Collected data entries:
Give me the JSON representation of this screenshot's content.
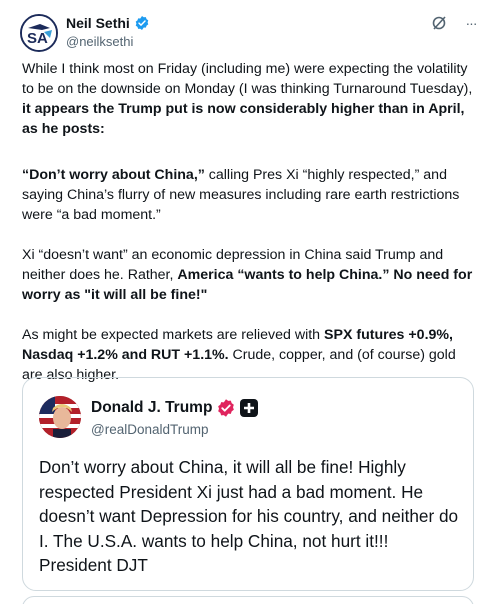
{
  "author": {
    "display_name": "Neil Sethi",
    "handle": "@neilksethi",
    "avatar_icon": "sethi-logo-avatar",
    "verified_icon": "blue-verified-icon"
  },
  "actions": {
    "grok_icon": "grok-icon",
    "more_icon": "more-icon",
    "more_label": "···"
  },
  "tweet": {
    "p1": {
      "t1": "While I think most on Friday (including me) were expecting the volatility to be on the downside on Monday (I was thinking Turnaround Tuesday), ",
      "b1": "it appears the Trump put is now considerably higher than in April, as he posts:"
    },
    "p2": {
      "b1": "“Don’t worry about China,”",
      "t1": " calling Pres Xi “highly respected,” and saying China’s flurry of new measures including rare earth restrictions were “a bad moment.”"
    },
    "p3": {
      "t1": "Xi “doesn’t want” an economic depression in China said Trump and neither does he. Rather, ",
      "b1": "America “wants to help China.”  No need for worry as \"it will all be fine!\""
    },
    "p4": {
      "t1": "As might be expected markets are relieved with ",
      "b1": "SPX futures +0.9%, Nasdaq +1.2% and RUT +1.1%.",
      "t2": " Crude, copper, and (of course) gold are also higher."
    }
  },
  "quote": {
    "display_name": "Donald J. Trump",
    "handle": "@realDonaldTrump",
    "avatar_icon": "trump-avatar",
    "badge_icon": "red-verified-icon",
    "affiliation_icon": "truth-social-plus-icon",
    "text": "Don’t worry about China, it will all be fine! Highly respected President Xi just had a bad moment. He doesn’t want Depression for his country, and neither do I. The U.S.A. wants to help China, not hurt it!!! President DJT"
  },
  "colors": {
    "text": "#0f1419",
    "secondary": "#536471",
    "border": "#cfd9de",
    "verified_blue": "#1d9bf0",
    "trump_badge": "#e0245e"
  }
}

• Work instructions:
The material above holds pictures; copy everything else in it exactly.

• Response below:
Give me the JSON representation of this screenshot's content.
{
  "author": {
    "display_name": "Neil Sethi",
    "handle": "@neilksethi",
    "avatar_icon": "sethi-logo-avatar",
    "verified_icon": "blue-verified-icon"
  },
  "actions": {
    "grok_icon": "grok-icon",
    "more_icon": "more-icon",
    "more_label": "···"
  },
  "tweet": {
    "p1": {
      "t1": "While I think most on Friday (including me) were expecting the volatility to be on the downside on Monday (I was thinking Turnaround Tuesday), ",
      "b1": "it appears the Trump put is now considerably higher than in April, as he posts:"
    },
    "p2": {
      "b1": "“Don’t worry about China,”",
      "t1": " calling Pres Xi “highly respected,” and saying China’s flurry of new measures including rare earth restrictions were “a bad moment.”"
    },
    "p3": {
      "t1": "Xi “doesn’t want” an economic depression in China said Trump and neither does he. Rather, ",
      "b1": "America “wants to help China.”  No need for worry as \"it will all be fine!\""
    },
    "p4": {
      "t1": "As might be expected markets are relieved with ",
      "b1": "SPX futures +0.9%, Nasdaq +1.2% and RUT +1.1%.",
      "t2": " Crude, copper, and (of course) gold are also higher."
    }
  },
  "quote": {
    "display_name": "Donald J. Trump",
    "handle": "@realDonaldTrump",
    "avatar_icon": "trump-avatar",
    "badge_icon": "red-verified-icon",
    "affiliation_icon": "truth-social-plus-icon",
    "text": "Don’t worry about China, it will all be fine! Highly respected President Xi just had a bad moment. He doesn’t want Depression for his country, and neither do I. The U.S.A. wants to help China, not hurt it!!! President DJT"
  },
  "colors": {
    "text": "#0f1419",
    "secondary": "#536471",
    "border": "#cfd9de",
    "verified_blue": "#1d9bf0",
    "trump_badge": "#e0245e"
  }
}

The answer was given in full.